[Lines of data]
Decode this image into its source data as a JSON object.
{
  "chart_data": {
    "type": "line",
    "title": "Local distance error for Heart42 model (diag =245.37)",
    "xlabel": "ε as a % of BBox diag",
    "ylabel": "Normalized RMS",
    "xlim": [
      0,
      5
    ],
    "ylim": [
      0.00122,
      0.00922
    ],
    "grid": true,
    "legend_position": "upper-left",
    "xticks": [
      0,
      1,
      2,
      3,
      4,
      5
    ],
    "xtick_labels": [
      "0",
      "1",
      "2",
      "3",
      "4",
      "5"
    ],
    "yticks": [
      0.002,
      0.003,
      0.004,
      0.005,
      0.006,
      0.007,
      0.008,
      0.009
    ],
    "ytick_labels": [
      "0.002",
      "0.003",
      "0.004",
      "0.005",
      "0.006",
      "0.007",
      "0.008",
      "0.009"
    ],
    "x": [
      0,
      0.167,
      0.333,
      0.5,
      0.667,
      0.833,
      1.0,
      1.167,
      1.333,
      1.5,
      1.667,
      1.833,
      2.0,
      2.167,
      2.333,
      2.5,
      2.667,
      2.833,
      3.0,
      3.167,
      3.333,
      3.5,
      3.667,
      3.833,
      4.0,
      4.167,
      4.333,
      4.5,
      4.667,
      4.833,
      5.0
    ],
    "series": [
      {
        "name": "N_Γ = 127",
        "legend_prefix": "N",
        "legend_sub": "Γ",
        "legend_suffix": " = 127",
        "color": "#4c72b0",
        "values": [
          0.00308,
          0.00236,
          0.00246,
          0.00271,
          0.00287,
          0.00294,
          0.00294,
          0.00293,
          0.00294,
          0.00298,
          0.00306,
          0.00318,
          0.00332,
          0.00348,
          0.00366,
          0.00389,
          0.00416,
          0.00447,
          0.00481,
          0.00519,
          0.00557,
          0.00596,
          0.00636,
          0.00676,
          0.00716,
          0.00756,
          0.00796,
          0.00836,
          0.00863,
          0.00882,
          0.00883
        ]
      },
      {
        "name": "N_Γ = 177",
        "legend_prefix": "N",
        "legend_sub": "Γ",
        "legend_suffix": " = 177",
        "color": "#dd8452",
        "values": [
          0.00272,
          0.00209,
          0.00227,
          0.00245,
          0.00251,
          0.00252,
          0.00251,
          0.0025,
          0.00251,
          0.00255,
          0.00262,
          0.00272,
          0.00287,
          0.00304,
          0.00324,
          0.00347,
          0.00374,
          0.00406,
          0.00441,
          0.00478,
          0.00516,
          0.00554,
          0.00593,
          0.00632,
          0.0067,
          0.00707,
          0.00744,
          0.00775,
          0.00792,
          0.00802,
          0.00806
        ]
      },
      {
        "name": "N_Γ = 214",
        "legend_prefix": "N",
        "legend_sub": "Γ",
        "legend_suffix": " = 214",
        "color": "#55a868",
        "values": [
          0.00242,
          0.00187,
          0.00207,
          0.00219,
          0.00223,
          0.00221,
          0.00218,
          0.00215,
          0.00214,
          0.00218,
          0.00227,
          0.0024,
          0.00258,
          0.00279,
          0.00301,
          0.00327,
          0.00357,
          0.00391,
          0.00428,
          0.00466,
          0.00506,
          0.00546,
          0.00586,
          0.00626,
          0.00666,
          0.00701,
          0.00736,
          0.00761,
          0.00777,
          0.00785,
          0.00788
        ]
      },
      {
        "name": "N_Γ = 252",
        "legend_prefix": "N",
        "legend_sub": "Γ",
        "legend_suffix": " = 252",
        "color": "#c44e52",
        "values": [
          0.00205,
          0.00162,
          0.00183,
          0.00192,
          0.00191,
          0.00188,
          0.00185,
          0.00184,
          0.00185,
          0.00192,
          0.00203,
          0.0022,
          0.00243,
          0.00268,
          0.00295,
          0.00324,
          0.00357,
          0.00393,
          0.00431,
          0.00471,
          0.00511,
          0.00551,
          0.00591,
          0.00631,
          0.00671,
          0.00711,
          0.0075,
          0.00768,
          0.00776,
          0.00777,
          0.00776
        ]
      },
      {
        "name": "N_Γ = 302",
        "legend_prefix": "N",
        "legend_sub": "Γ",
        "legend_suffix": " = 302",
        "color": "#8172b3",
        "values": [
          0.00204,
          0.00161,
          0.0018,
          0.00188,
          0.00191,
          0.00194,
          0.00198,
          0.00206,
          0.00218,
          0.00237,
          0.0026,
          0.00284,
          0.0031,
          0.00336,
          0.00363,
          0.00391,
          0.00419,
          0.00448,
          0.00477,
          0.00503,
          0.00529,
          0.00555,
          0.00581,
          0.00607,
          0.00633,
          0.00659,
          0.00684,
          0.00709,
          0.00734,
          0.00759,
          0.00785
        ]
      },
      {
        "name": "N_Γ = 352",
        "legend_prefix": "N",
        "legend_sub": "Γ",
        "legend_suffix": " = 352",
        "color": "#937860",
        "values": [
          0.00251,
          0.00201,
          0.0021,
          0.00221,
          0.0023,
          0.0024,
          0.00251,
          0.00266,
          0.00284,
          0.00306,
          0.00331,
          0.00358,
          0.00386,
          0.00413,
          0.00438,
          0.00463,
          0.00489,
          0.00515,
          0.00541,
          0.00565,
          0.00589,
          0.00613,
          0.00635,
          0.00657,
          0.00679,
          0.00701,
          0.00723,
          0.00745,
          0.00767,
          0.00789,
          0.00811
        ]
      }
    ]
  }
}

§ WRITTEN EXERCISE
All of the lines above must be returned exactly.

§ THE COMPLETED TASK
Decode this image into its source data as a JSON object.
{
  "chart_data": {
    "type": "line",
    "title": "Local distance error for Heart42 model (diag =245.37)",
    "xlabel": "ε as a % of BBox diag",
    "ylabel": "Normalized RMS",
    "xlim": [
      0,
      5
    ],
    "ylim": [
      0.00122,
      0.00922
    ],
    "grid": true,
    "legend_position": "upper-left",
    "xticks": [
      0,
      1,
      2,
      3,
      4,
      5
    ],
    "xtick_labels": [
      "0",
      "1",
      "2",
      "3",
      "4",
      "5"
    ],
    "yticks": [
      0.002,
      0.003,
      0.004,
      0.005,
      0.006,
      0.007,
      0.008,
      0.009
    ],
    "ytick_labels": [
      "0.002",
      "0.003",
      "0.004",
      "0.005",
      "0.006",
      "0.007",
      "0.008",
      "0.009"
    ],
    "x": [
      0,
      0.167,
      0.333,
      0.5,
      0.667,
      0.833,
      1.0,
      1.167,
      1.333,
      1.5,
      1.667,
      1.833,
      2.0,
      2.167,
      2.333,
      2.5,
      2.667,
      2.833,
      3.0,
      3.167,
      3.333,
      3.5,
      3.667,
      3.833,
      4.0,
      4.167,
      4.333,
      4.5,
      4.667,
      4.833,
      5.0
    ],
    "series": [
      {
        "name": "N_Γ = 127",
        "legend_prefix": "N",
        "legend_sub": "Γ",
        "legend_suffix": " = 127",
        "color": "#4c72b0",
        "values": [
          0.00308,
          0.00236,
          0.00246,
          0.00271,
          0.00287,
          0.00294,
          0.00294,
          0.00293,
          0.00294,
          0.00298,
          0.00306,
          0.00318,
          0.00332,
          0.00348,
          0.00366,
          0.00389,
          0.00416,
          0.00447,
          0.00481,
          0.00519,
          0.00557,
          0.00596,
          0.00636,
          0.00676,
          0.00716,
          0.00756,
          0.00796,
          0.00836,
          0.00863,
          0.00882,
          0.00883
        ]
      },
      {
        "name": "N_Γ = 177",
        "legend_prefix": "N",
        "legend_sub": "Γ",
        "legend_suffix": " = 177",
        "color": "#dd8452",
        "values": [
          0.00272,
          0.00209,
          0.00227,
          0.00245,
          0.00251,
          0.00252,
          0.00251,
          0.0025,
          0.00251,
          0.00255,
          0.00262,
          0.00272,
          0.00287,
          0.00304,
          0.00324,
          0.00347,
          0.00374,
          0.00406,
          0.00441,
          0.00478,
          0.00516,
          0.00554,
          0.00593,
          0.00632,
          0.0067,
          0.00707,
          0.00744,
          0.00775,
          0.00792,
          0.00802,
          0.00806
        ]
      },
      {
        "name": "N_Γ = 214",
        "legend_prefix": "N",
        "legend_sub": "Γ",
        "legend_suffix": " = 214",
        "color": "#55a868",
        "values": [
          0.00242,
          0.00187,
          0.00207,
          0.00219,
          0.00223,
          0.00221,
          0.00218,
          0.00215,
          0.00214,
          0.00218,
          0.00227,
          0.0024,
          0.00258,
          0.00279,
          0.00301,
          0.00327,
          0.00357,
          0.00391,
          0.00428,
          0.00466,
          0.00506,
          0.00546,
          0.00586,
          0.00626,
          0.00666,
          0.00701,
          0.00736,
          0.00761,
          0.00777,
          0.00785,
          0.00788
        ]
      },
      {
        "name": "N_Γ = 252",
        "legend_prefix": "N",
        "legend_sub": "Γ",
        "legend_suffix": " = 252",
        "color": "#c44e52",
        "values": [
          0.00205,
          0.00162,
          0.00183,
          0.00192,
          0.00191,
          0.00188,
          0.00185,
          0.00184,
          0.00185,
          0.00192,
          0.00203,
          0.0022,
          0.00243,
          0.00268,
          0.00295,
          0.00324,
          0.00357,
          0.00393,
          0.00431,
          0.00471,
          0.00511,
          0.00551,
          0.00591,
          0.00631,
          0.00671,
          0.00711,
          0.0075,
          0.00768,
          0.00776,
          0.00777,
          0.00776
        ]
      },
      {
        "name": "N_Γ = 302",
        "legend_prefix": "N",
        "legend_sub": "Γ",
        "legend_suffix": " = 302",
        "color": "#8172b3",
        "values": [
          0.00204,
          0.00161,
          0.0018,
          0.00188,
          0.00191,
          0.00194,
          0.00198,
          0.00206,
          0.00218,
          0.00237,
          0.0026,
          0.00284,
          0.0031,
          0.00336,
          0.00363,
          0.00391,
          0.00419,
          0.00448,
          0.00477,
          0.00503,
          0.00529,
          0.00555,
          0.00581,
          0.00607,
          0.00633,
          0.00659,
          0.00684,
          0.00709,
          0.00734,
          0.00759,
          0.00785
        ]
      },
      {
        "name": "N_Γ = 352",
        "legend_prefix": "N",
        "legend_sub": "Γ",
        "legend_suffix": " = 352",
        "color": "#937860",
        "values": [
          0.00251,
          0.00201,
          0.0021,
          0.00221,
          0.0023,
          0.0024,
          0.00251,
          0.00266,
          0.00284,
          0.00306,
          0.00331,
          0.00358,
          0.00386,
          0.00413,
          0.00438,
          0.00463,
          0.00489,
          0.00515,
          0.00541,
          0.00565,
          0.00589,
          0.00613,
          0.00635,
          0.00657,
          0.00679,
          0.00701,
          0.00723,
          0.00745,
          0.00767,
          0.00789,
          0.00811
        ]
      }
    ]
  }
}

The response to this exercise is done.